Each entry must be reproduced precisely as it stands.

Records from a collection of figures
+++

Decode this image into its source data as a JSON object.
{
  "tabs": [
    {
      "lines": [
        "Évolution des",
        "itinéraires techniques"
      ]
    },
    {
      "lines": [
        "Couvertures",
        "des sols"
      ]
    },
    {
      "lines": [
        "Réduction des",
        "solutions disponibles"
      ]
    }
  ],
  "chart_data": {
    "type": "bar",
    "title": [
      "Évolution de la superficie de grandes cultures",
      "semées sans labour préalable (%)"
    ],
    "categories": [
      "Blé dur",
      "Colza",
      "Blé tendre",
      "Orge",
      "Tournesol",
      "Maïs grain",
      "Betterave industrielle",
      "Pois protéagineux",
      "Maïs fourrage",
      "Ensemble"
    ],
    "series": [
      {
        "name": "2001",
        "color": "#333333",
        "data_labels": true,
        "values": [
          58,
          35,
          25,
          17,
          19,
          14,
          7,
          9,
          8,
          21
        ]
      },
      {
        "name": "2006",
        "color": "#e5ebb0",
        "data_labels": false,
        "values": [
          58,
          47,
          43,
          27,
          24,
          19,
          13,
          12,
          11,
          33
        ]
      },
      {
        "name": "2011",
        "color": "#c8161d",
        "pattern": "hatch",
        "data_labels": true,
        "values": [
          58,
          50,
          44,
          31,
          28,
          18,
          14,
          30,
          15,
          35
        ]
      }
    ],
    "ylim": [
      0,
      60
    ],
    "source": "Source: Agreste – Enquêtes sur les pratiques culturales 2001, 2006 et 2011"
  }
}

+++

> Solution
Decode this image into its source data as a JSON object.
{
  "tabs": [
    {
      "lines": [
        "Évolution des",
        "itinéraires techniques"
      ]
    },
    {
      "lines": [
        "Couvertures",
        "des sols"
      ]
    },
    {
      "lines": [
        "Réduction des",
        "solutions disponibles"
      ]
    }
  ],
  "chart_data": {
    "type": "bar",
    "title": [
      "Évolution de la superficie de grandes cultures",
      "semées sans labour préalable (%)"
    ],
    "categories": [
      "Blé dur",
      "Colza",
      "Blé tendre",
      "Orge",
      "Tournesol",
      "Maïs grain",
      "Betterave industrielle",
      "Pois protéagineux",
      "Maïs fourrage",
      "Ensemble"
    ],
    "series": [
      {
        "name": "2001",
        "color": "#333333",
        "data_labels": true,
        "values": [
          58,
          35,
          25,
          17,
          19,
          14,
          7,
          9,
          8,
          21
        ]
      },
      {
        "name": "2006",
        "color": "#e5ebb0",
        "data_labels": false,
        "values": [
          58,
          47,
          43,
          27,
          24,
          19,
          13,
          12,
          11,
          33
        ]
      },
      {
        "name": "2011",
        "color": "#c8161d",
        "pattern": "hatch",
        "data_labels": true,
        "values": [
          58,
          50,
          44,
          31,
          28,
          18,
          14,
          30,
          15,
          35
        ]
      }
    ],
    "ylim": [
      0,
      60
    ],
    "source": "Source: Agreste – Enquêtes sur les pratiques culturales 2001, 2006 et 2011"
  }
}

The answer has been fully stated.